Challenge ::
Search the data for the word "xlabel" and copy every line where it occurs.
● ● ● ● ●
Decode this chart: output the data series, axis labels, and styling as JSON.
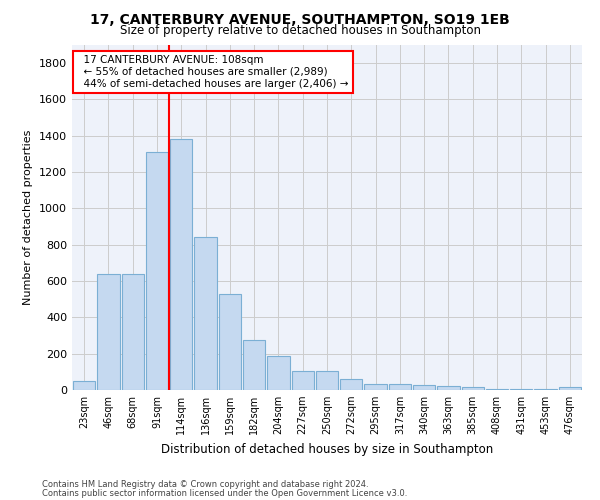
{
  "title": "17, CANTERBURY AVENUE, SOUTHAMPTON, SO19 1EB",
  "subtitle": "Size of property relative to detached houses in Southampton",
  "xlabel": "Distribution of detached houses by size in Southampton",
  "ylabel": "Number of detached properties",
  "bar_labels": [
    "23sqm",
    "46sqm",
    "68sqm",
    "91sqm",
    "114sqm",
    "136sqm",
    "159sqm",
    "182sqm",
    "204sqm",
    "227sqm",
    "250sqm",
    "272sqm",
    "295sqm",
    "317sqm",
    "340sqm",
    "363sqm",
    "385sqm",
    "408sqm",
    "431sqm",
    "453sqm",
    "476sqm"
  ],
  "bar_values": [
    50,
    640,
    640,
    1310,
    1380,
    845,
    530,
    275,
    185,
    105,
    105,
    60,
    35,
    35,
    30,
    20,
    15,
    5,
    5,
    5,
    15
  ],
  "bar_color": "#c5d9f0",
  "bar_edgecolor": "#7bafd4",
  "vline_color": "red",
  "vline_index": 4,
  "annotation_title": "17 CANTERBURY AVENUE: 108sqm",
  "annotation_line1": "← 55% of detached houses are smaller (2,989)",
  "annotation_line2": "44% of semi-detached houses are larger (2,406) →",
  "annotation_box_color": "red",
  "ylim": [
    0,
    1900
  ],
  "yticks": [
    0,
    200,
    400,
    600,
    800,
    1000,
    1200,
    1400,
    1600,
    1800
  ],
  "grid_color": "#cccccc",
  "bg_color": "#eef2fa",
  "footer1": "Contains HM Land Registry data © Crown copyright and database right 2024.",
  "footer2": "Contains public sector information licensed under the Open Government Licence v3.0."
}
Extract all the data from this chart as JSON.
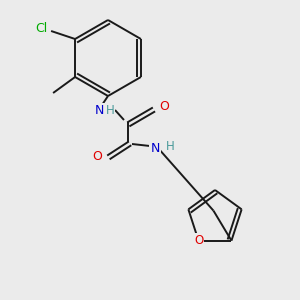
{
  "background_color": "#ebebeb",
  "bond_color": "#1a1a1a",
  "atom_colors": {
    "O": "#e00000",
    "N": "#0000cc",
    "Cl": "#00aa00",
    "C": "#1a1a1a",
    "H": "#4a9a9a"
  },
  "figsize": [
    3.0,
    3.0
  ],
  "dpi": 100,
  "lw": 1.4
}
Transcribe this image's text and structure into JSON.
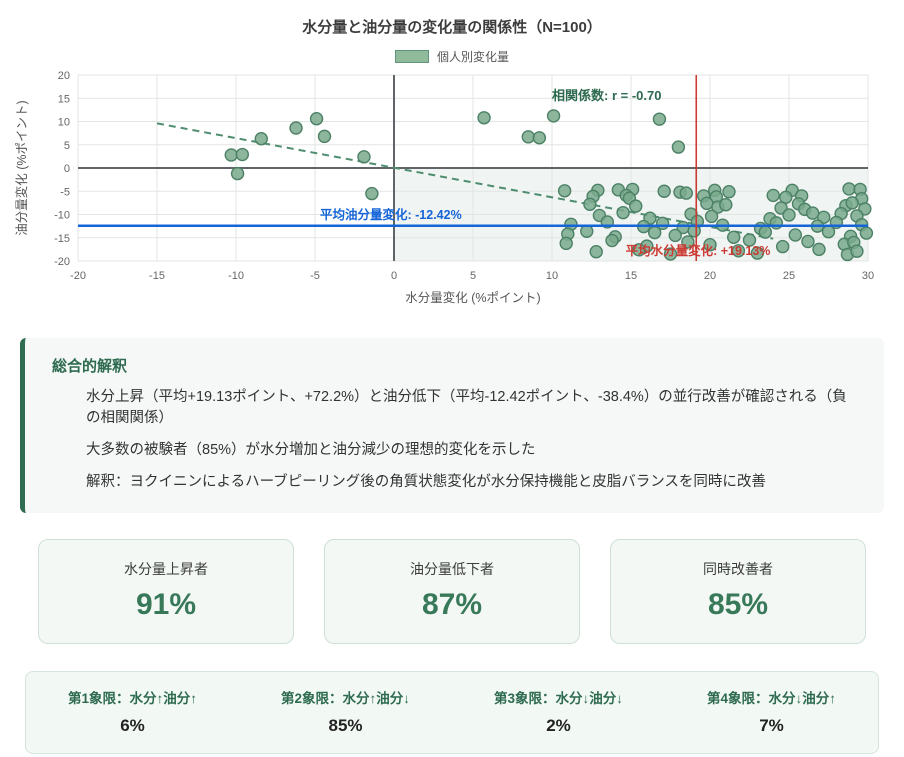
{
  "colors": {
    "accent_green": "#2d6a4f",
    "point_fill": "#79a98c",
    "point_stroke": "#4c8166",
    "trend_green": "#4e8d6e",
    "mean_oil_blue": "#1565d8",
    "mean_water_red": "#cc3b33",
    "quadrant_fill": "rgba(45,106,79,0.07)",
    "grid": "#e2e6e3",
    "zero_axis": "#606468"
  },
  "chart_data": {
    "type": "scatter",
    "title": "水分量と油分量の変化量の関係性（N=100）",
    "legend_label": "個人別変化量",
    "xlabel": "水分量変化 (%ポイント)",
    "ylabel": "油分量変化 (%ポイント)",
    "xlim": [
      -20,
      30
    ],
    "ylim": [
      -20,
      20
    ],
    "xticks": [
      -20,
      -15,
      -10,
      -5,
      0,
      5,
      10,
      15,
      20,
      25,
      30
    ],
    "yticks": [
      -20,
      -15,
      -10,
      -5,
      0,
      5,
      10,
      15,
      20
    ],
    "grid": true,
    "legend_position": "top",
    "correlation_label": "相関係数: r = -0.70",
    "correlation_r": -0.7,
    "mean_oil_line": {
      "value": -12.42,
      "label": "平均油分量変化: -12.42%"
    },
    "mean_water_line": {
      "value": 19.13,
      "label": "平均水分量変化: +19.13%"
    },
    "trendline": {
      "x1": -15,
      "y1": 9.6,
      "x2": 24,
      "y2": -15.2
    },
    "shaded_quadrant": {
      "x": [
        0,
        30
      ],
      "y": [
        -20,
        0
      ]
    },
    "points": [
      [
        -10.3,
        2.8
      ],
      [
        -9.6,
        2.9
      ],
      [
        -9.9,
        -1.2
      ],
      [
        -8.4,
        6.3
      ],
      [
        -6.2,
        8.6
      ],
      [
        -4.9,
        10.6
      ],
      [
        -4.4,
        6.8
      ],
      [
        -1.9,
        2.4
      ],
      [
        -1.4,
        -5.5
      ],
      [
        5.7,
        10.8
      ],
      [
        8.5,
        6.7
      ],
      [
        9.2,
        6.5
      ],
      [
        10.1,
        11.2
      ],
      [
        16.8,
        10.5
      ],
      [
        18.0,
        4.5
      ],
      [
        10.8,
        -4.9
      ],
      [
        12.9,
        -4.8
      ],
      [
        14.2,
        -4.7
      ],
      [
        15.1,
        -4.6
      ],
      [
        17.1,
        -5.0
      ],
      [
        18.1,
        -5.2
      ],
      [
        18.5,
        -5.4
      ],
      [
        20.3,
        -4.8
      ],
      [
        21.2,
        -5.1
      ],
      [
        25.2,
        -4.8
      ],
      [
        28.8,
        -4.5
      ],
      [
        29.5,
        -4.6
      ],
      [
        12.6,
        -6.1
      ],
      [
        14.7,
        -5.9
      ],
      [
        14.9,
        -6.5
      ],
      [
        19.6,
        -6.0
      ],
      [
        20.4,
        -6.2
      ],
      [
        24.0,
        -5.9
      ],
      [
        24.8,
        -6.3
      ],
      [
        25.8,
        -6.0
      ],
      [
        29.6,
        -6.6
      ],
      [
        12.4,
        -7.8
      ],
      [
        15.3,
        -8.2
      ],
      [
        19.8,
        -7.6
      ],
      [
        20.5,
        -8.4
      ],
      [
        21.0,
        -7.9
      ],
      [
        24.5,
        -8.6
      ],
      [
        25.6,
        -7.7
      ],
      [
        26.0,
        -8.9
      ],
      [
        28.6,
        -8.1
      ],
      [
        29.0,
        -7.5
      ],
      [
        29.8,
        -8.8
      ],
      [
        13.0,
        -10.2
      ],
      [
        14.5,
        -9.6
      ],
      [
        16.2,
        -10.8
      ],
      [
        18.8,
        -9.9
      ],
      [
        20.1,
        -10.4
      ],
      [
        23.8,
        -10.9
      ],
      [
        25.0,
        -10.1
      ],
      [
        26.5,
        -9.7
      ],
      [
        27.2,
        -10.6
      ],
      [
        28.3,
        -9.8
      ],
      [
        29.3,
        -10.3
      ],
      [
        11.2,
        -12.1
      ],
      [
        13.5,
        -11.6
      ],
      [
        15.8,
        -12.6
      ],
      [
        17.0,
        -11.9
      ],
      [
        18.3,
        -12.8
      ],
      [
        19.2,
        -11.5
      ],
      [
        20.8,
        -12.3
      ],
      [
        23.2,
        -13.0
      ],
      [
        24.2,
        -11.8
      ],
      [
        26.8,
        -12.5
      ],
      [
        28.0,
        -11.7
      ],
      [
        29.6,
        -12.2
      ],
      [
        11.0,
        -14.2
      ],
      [
        12.2,
        -13.6
      ],
      [
        14.0,
        -14.8
      ],
      [
        16.5,
        -13.9
      ],
      [
        17.8,
        -14.5
      ],
      [
        19.0,
        -13.5
      ],
      [
        21.5,
        -14.9
      ],
      [
        23.5,
        -13.8
      ],
      [
        25.4,
        -14.4
      ],
      [
        27.5,
        -13.7
      ],
      [
        28.9,
        -14.7
      ],
      [
        29.9,
        -14.0
      ],
      [
        10.9,
        -16.2
      ],
      [
        13.8,
        -15.6
      ],
      [
        16.0,
        -16.8
      ],
      [
        18.6,
        -15.9
      ],
      [
        20.0,
        -16.5
      ],
      [
        22.5,
        -15.5
      ],
      [
        24.6,
        -16.9
      ],
      [
        26.2,
        -15.8
      ],
      [
        28.5,
        -16.4
      ],
      [
        29.1,
        -16.0
      ],
      [
        12.8,
        -18.0
      ],
      [
        15.5,
        -17.6
      ],
      [
        17.5,
        -18.5
      ],
      [
        21.8,
        -17.8
      ],
      [
        23.0,
        -18.3
      ],
      [
        26.9,
        -17.5
      ],
      [
        28.7,
        -18.6
      ],
      [
        29.3,
        -17.9
      ]
    ]
  },
  "interpretation": {
    "title": "総合的解釈",
    "lines": [
      "水分上昇（平均+19.13ポイント、+72.2%）と油分低下（平均-12.42ポイント、-38.4%）の並行改善が確認される（負の相関関係）",
      "大多数の被験者（85%）が水分増加と油分減少の理想的変化を示した",
      "解釈：ヨクイニンによるハーブピーリング後の角質状態変化が水分保持機能と皮脂バランスを同時に改善"
    ]
  },
  "stats": [
    {
      "label": "水分量上昇者",
      "value": "91%"
    },
    {
      "label": "油分量低下者",
      "value": "87%"
    },
    {
      "label": "同時改善者",
      "value": "85%"
    }
  ],
  "quadrants": [
    {
      "label": "第1象限：水分↑油分↑",
      "value": "6%"
    },
    {
      "label": "第2象限：水分↑油分↓",
      "value": "85%"
    },
    {
      "label": "第3象限：水分↓油分↓",
      "value": "2%"
    },
    {
      "label": "第4象限：水分↓油分↑",
      "value": "7%"
    }
  ]
}
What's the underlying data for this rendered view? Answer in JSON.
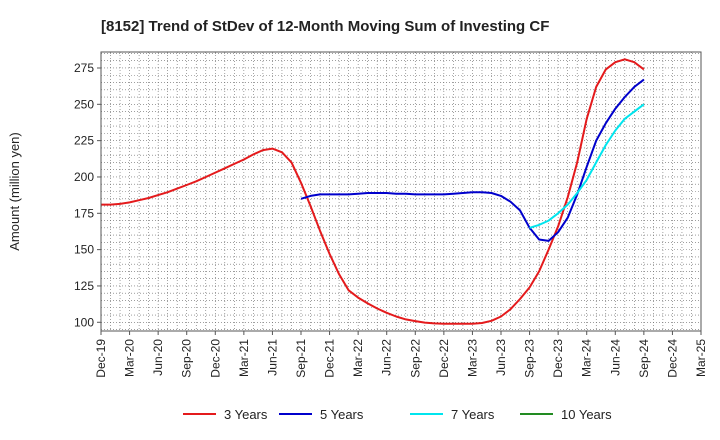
{
  "chart_data": {
    "type": "line",
    "title": "[8152]  Trend of StDev of 12-Month Moving Sum of Investing CF",
    "ylabel": "Amount (million yen)",
    "xlabel": "",
    "ylim": [
      94,
      286
    ],
    "yticks": [
      100,
      125,
      150,
      175,
      200,
      225,
      250,
      275
    ],
    "x_tick_labels": [
      "Dec-19",
      "Mar-20",
      "Jun-20",
      "Sep-20",
      "Dec-20",
      "Mar-21",
      "Jun-21",
      "Sep-21",
      "Dec-21",
      "Mar-22",
      "Jun-22",
      "Sep-22",
      "Dec-22",
      "Mar-23",
      "Jun-23",
      "Sep-23",
      "Dec-23",
      "Mar-24",
      "Jun-24",
      "Sep-24",
      "Dec-24",
      "Mar-25"
    ],
    "grid": true,
    "legend_position": "bottom",
    "series": [
      {
        "name": "3 Years",
        "color": "#e41a1c",
        "x": [
          "Dec-19",
          "Jan-20",
          "Feb-20",
          "Mar-20",
          "Apr-20",
          "May-20",
          "Jun-20",
          "Jul-20",
          "Aug-20",
          "Sep-20",
          "Oct-20",
          "Nov-20",
          "Dec-20",
          "Jan-21",
          "Feb-21",
          "Mar-21",
          "Apr-21",
          "May-21",
          "Jun-21",
          "Jul-21",
          "Aug-21",
          "Sep-21",
          "Oct-21",
          "Nov-21",
          "Dec-21",
          "Jan-22",
          "Feb-22",
          "Mar-22",
          "Apr-22",
          "May-22",
          "Jun-22",
          "Jul-22",
          "Aug-22",
          "Sep-22",
          "Oct-22",
          "Nov-22",
          "Dec-22",
          "Jan-23",
          "Feb-23",
          "Mar-23",
          "Apr-23",
          "May-23",
          "Jun-23",
          "Jul-23",
          "Aug-23",
          "Sep-23",
          "Oct-23",
          "Nov-23",
          "Dec-23",
          "Jan-24",
          "Feb-24",
          "Mar-24",
          "Apr-24",
          "May-24",
          "Jun-24",
          "Jul-24",
          "Aug-24",
          "Sep-24"
        ],
        "values": [
          181,
          181,
          181.5,
          182.5,
          184,
          185.5,
          187.5,
          189.5,
          192,
          194.5,
          197,
          200,
          203,
          206,
          209,
          212,
          215.5,
          218.5,
          219.5,
          217,
          210,
          196,
          180,
          163,
          147,
          133,
          122,
          117,
          113,
          109.5,
          106.5,
          104,
          102,
          100.8,
          99.8,
          99.2,
          99,
          99,
          99,
          99,
          99.5,
          101,
          104,
          109,
          116,
          124,
          135,
          150,
          166,
          186,
          210,
          240,
          262,
          274,
          279,
          281,
          279,
          274
        ]
      },
      {
        "name": "5 Years",
        "color": "#0000cc",
        "x": [
          "Sep-21",
          "Oct-21",
          "Nov-21",
          "Dec-21",
          "Jan-22",
          "Feb-22",
          "Mar-22",
          "Apr-22",
          "May-22",
          "Jun-22",
          "Jul-22",
          "Aug-22",
          "Sep-22",
          "Oct-22",
          "Nov-22",
          "Dec-22",
          "Jan-23",
          "Feb-23",
          "Mar-23",
          "Apr-23",
          "May-23",
          "Jun-23",
          "Jul-23",
          "Aug-23",
          "Sep-23",
          "Oct-23",
          "Nov-23",
          "Dec-23",
          "Jan-24",
          "Feb-24",
          "Mar-24",
          "Apr-24",
          "May-24",
          "Jun-24",
          "Jul-24",
          "Aug-24",
          "Sep-24"
        ],
        "values": [
          185,
          187,
          188,
          188,
          188,
          188,
          188.5,
          189,
          189,
          189,
          188.5,
          188.5,
          188,
          188,
          188,
          188,
          188.5,
          189,
          189.5,
          189.5,
          189,
          187,
          183,
          177,
          165,
          157,
          156,
          162,
          172,
          188,
          207,
          225,
          237,
          247,
          255,
          262,
          267
        ]
      },
      {
        "name": "7 Years",
        "color": "#00e5ee",
        "x": [
          "Sep-23",
          "Oct-23",
          "Nov-23",
          "Dec-23",
          "Jan-24",
          "Feb-24",
          "Mar-24",
          "Apr-24",
          "May-24",
          "Jun-24",
          "Jul-24",
          "Aug-24",
          "Sep-24"
        ],
        "values": [
          165,
          167,
          170,
          175,
          181,
          189,
          198,
          210,
          222,
          232,
          240,
          245,
          250
        ]
      },
      {
        "name": "10 Years",
        "color": "#228b22",
        "x": [],
        "values": []
      }
    ]
  }
}
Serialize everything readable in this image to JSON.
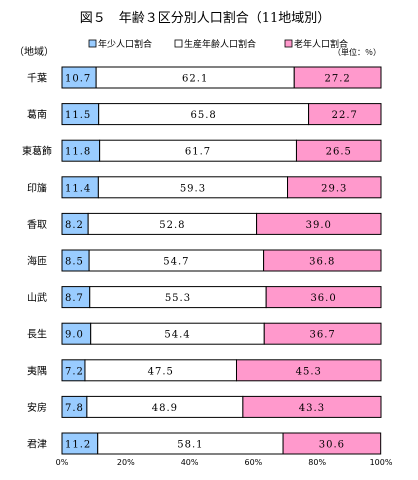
{
  "chart_data": {
    "type": "bar",
    "stacked": true,
    "orientation": "horizontal",
    "title": "図５　年齢３区分別人口割合（11地域別）",
    "category_header": "（地域）",
    "unit": "（単位：％）",
    "categories": [
      "千葉",
      "葛南",
      "東葛飾",
      "印旛",
      "香取",
      "海匝",
      "山武",
      "長生",
      "夷隅",
      "安房",
      "君津"
    ],
    "series": [
      {
        "name": "年少人口割合",
        "color": "#99ccff",
        "values": [
          10.7,
          11.5,
          11.8,
          11.4,
          8.2,
          8.5,
          8.7,
          9.0,
          7.2,
          7.8,
          11.2
        ]
      },
      {
        "name": "生産年齢人口割合",
        "color": "#ffffff",
        "values": [
          62.1,
          65.8,
          61.7,
          59.3,
          52.8,
          54.7,
          55.3,
          54.4,
          47.5,
          48.9,
          58.1
        ]
      },
      {
        "name": "老年人口割合",
        "color": "#ff99cc",
        "values": [
          27.2,
          22.7,
          26.5,
          29.3,
          39.0,
          36.8,
          36.0,
          36.7,
          45.3,
          43.3,
          30.6
        ]
      }
    ],
    "xlim": [
      0,
      100
    ],
    "x_ticks": [
      "0%",
      "20%",
      "40%",
      "60%",
      "80%",
      "100%"
    ],
    "legend_position": "top",
    "grid": false
  }
}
● ● ● ● ●
Solution for this task ::
  "xlabel": "Distribution of detached houses by size in Southampton",
    "xlabel": "水分量変化 (%ポイント)",
    "xlabel": "",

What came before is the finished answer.